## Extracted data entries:

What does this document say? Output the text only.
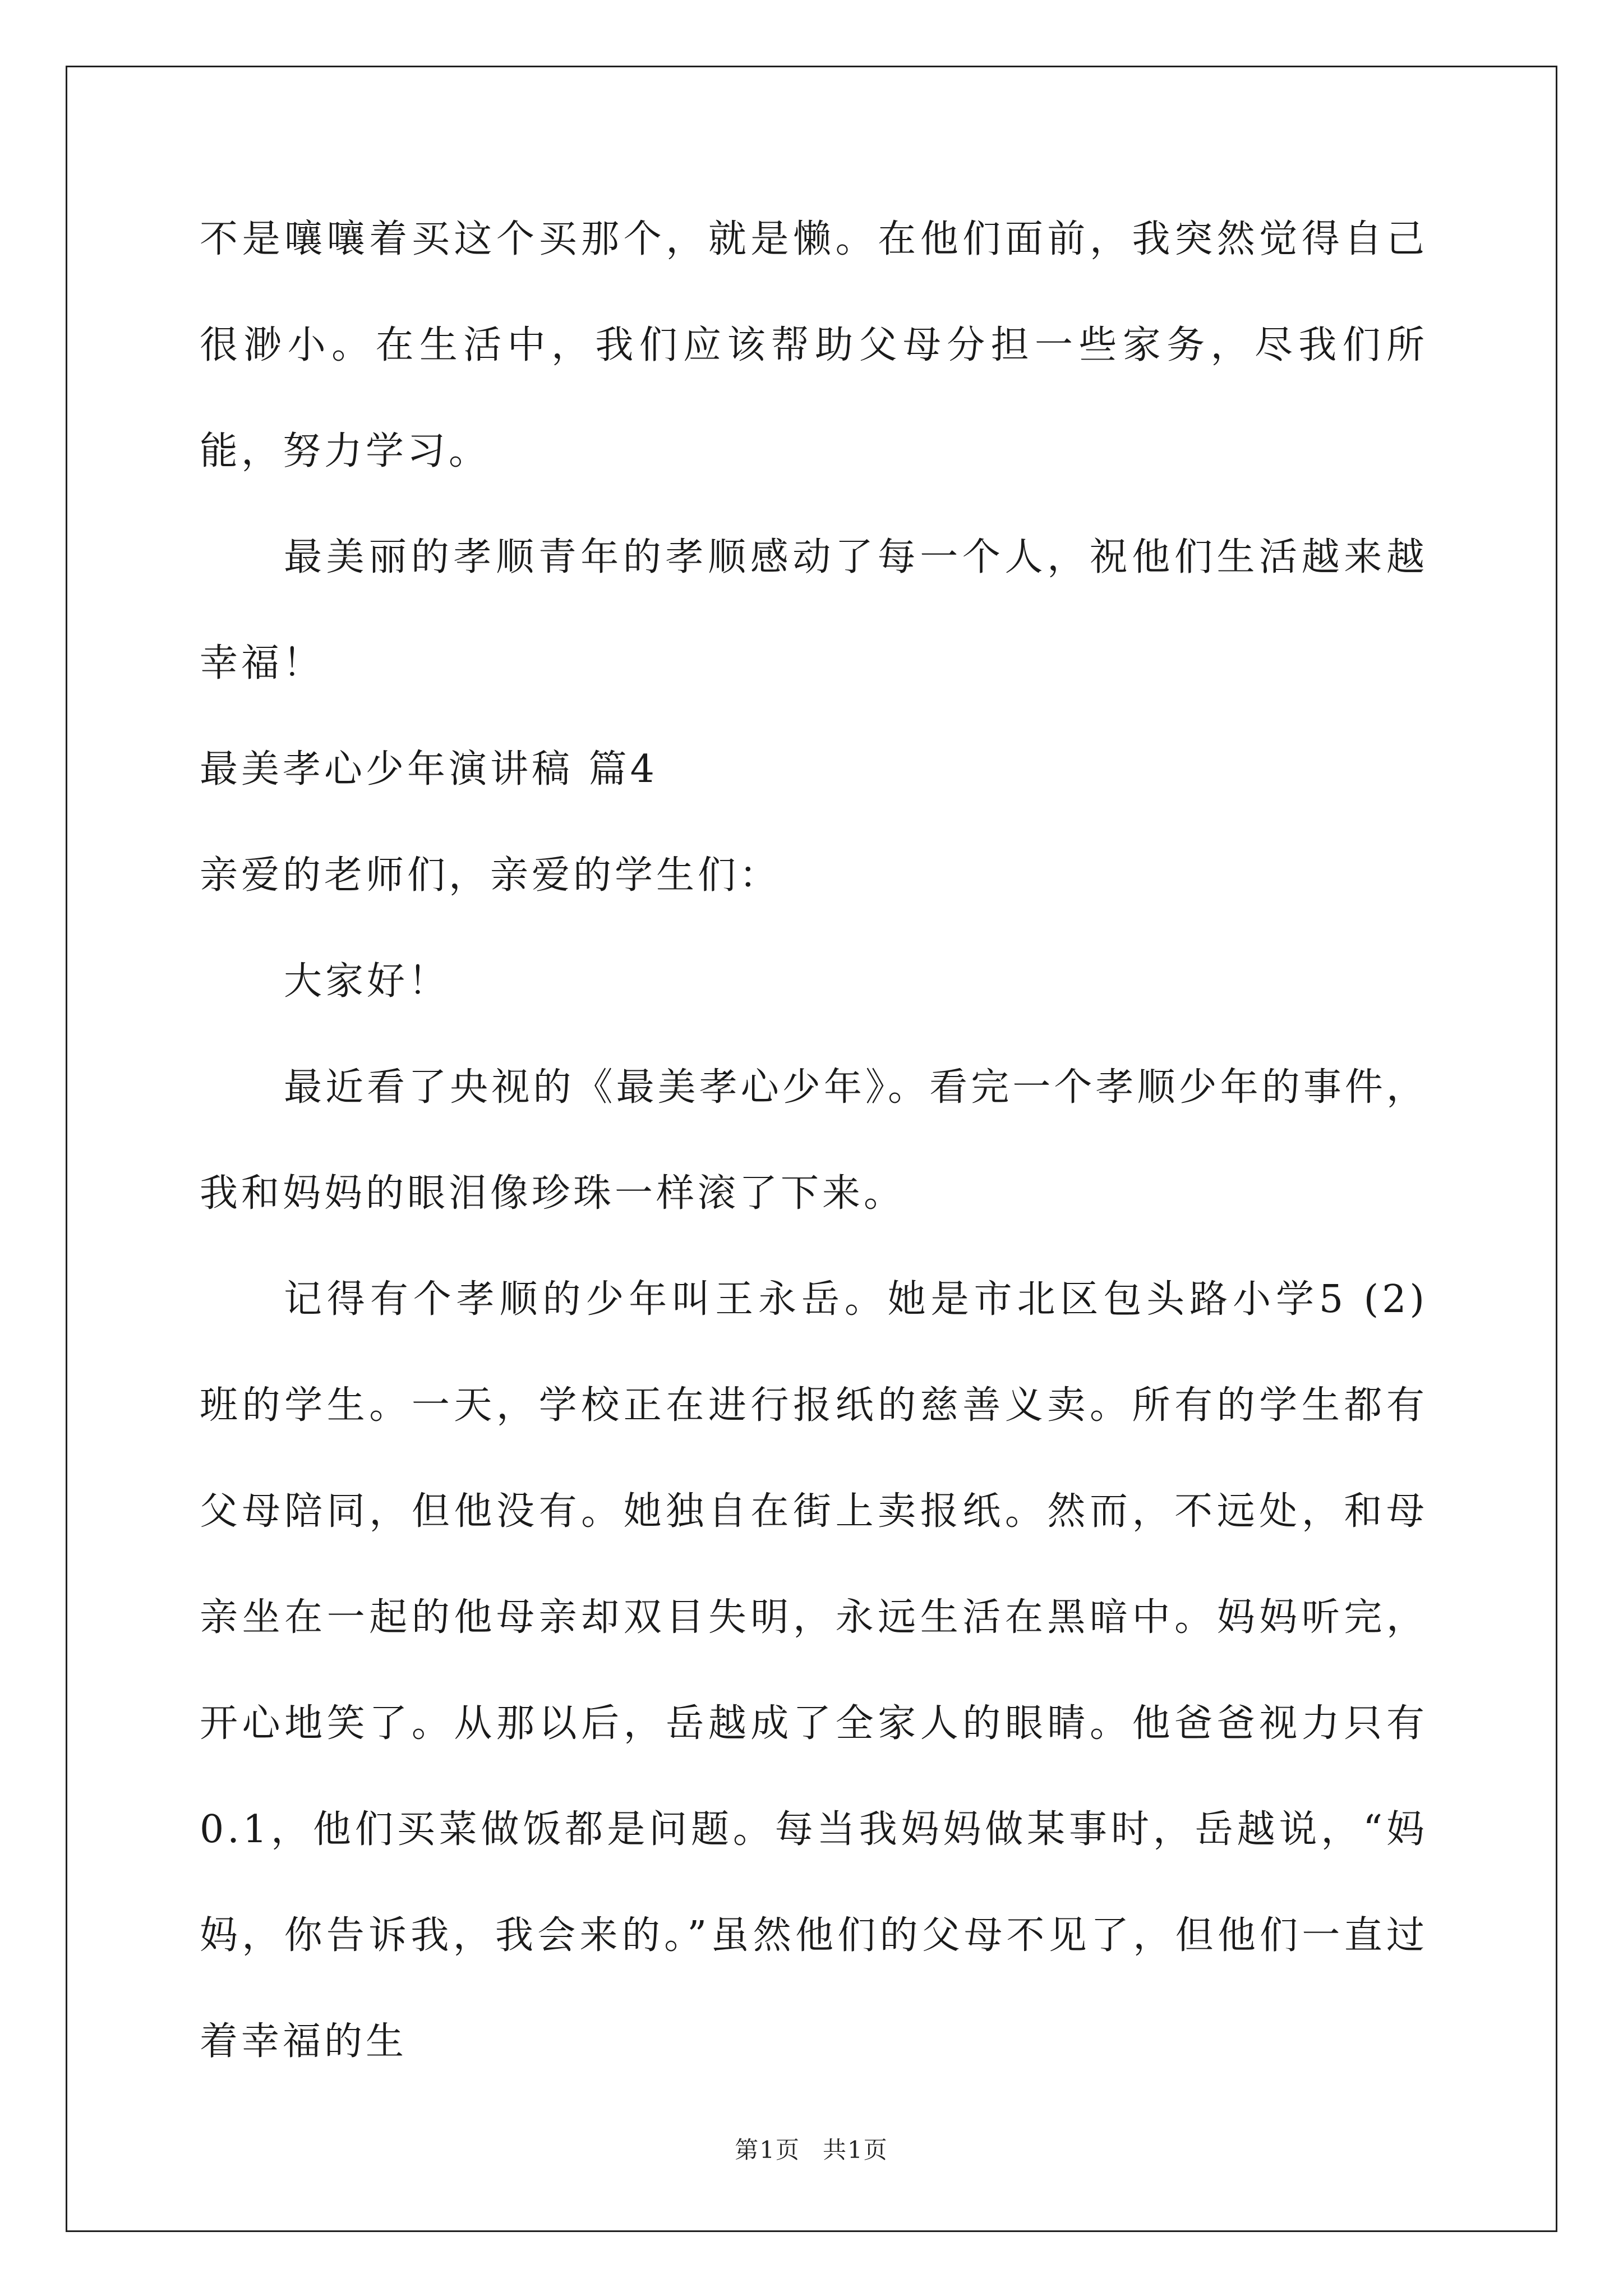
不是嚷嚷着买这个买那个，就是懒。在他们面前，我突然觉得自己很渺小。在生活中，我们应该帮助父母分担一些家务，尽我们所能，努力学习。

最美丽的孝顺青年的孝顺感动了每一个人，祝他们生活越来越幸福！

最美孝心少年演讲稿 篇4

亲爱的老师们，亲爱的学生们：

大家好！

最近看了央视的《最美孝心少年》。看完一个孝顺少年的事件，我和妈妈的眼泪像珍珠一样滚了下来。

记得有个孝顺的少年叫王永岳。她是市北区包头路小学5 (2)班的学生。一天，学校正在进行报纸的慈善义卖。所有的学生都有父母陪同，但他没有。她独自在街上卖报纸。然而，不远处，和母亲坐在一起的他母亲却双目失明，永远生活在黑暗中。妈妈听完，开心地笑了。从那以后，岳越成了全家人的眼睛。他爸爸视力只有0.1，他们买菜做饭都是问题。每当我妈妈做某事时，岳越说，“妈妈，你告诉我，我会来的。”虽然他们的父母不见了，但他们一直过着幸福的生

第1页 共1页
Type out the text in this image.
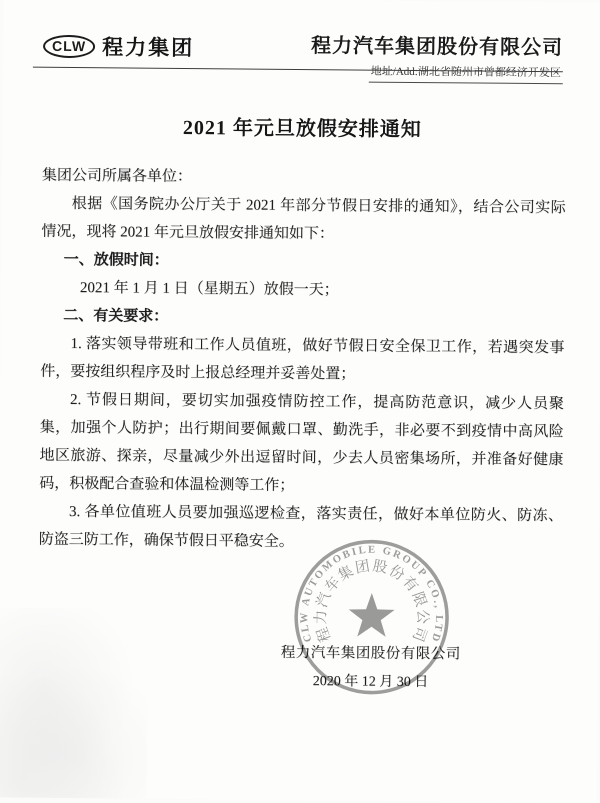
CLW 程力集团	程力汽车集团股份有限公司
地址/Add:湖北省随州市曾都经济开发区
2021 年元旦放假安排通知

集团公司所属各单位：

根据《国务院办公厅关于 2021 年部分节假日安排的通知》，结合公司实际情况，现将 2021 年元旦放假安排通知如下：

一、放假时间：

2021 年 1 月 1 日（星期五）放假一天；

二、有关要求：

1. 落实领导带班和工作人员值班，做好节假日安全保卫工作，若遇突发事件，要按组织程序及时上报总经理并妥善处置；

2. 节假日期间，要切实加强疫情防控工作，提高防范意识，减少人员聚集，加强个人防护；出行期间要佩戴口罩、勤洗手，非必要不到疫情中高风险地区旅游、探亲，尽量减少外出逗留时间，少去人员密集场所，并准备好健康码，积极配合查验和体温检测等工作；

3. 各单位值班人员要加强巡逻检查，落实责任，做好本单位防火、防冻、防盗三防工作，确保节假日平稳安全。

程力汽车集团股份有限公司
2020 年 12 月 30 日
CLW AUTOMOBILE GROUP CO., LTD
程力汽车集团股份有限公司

## What is asked:
Sift the material for lines with the string "text". Copy each one found.

## Solution for this problem:
What does this document say? Output the text only.
Type out the text in this image.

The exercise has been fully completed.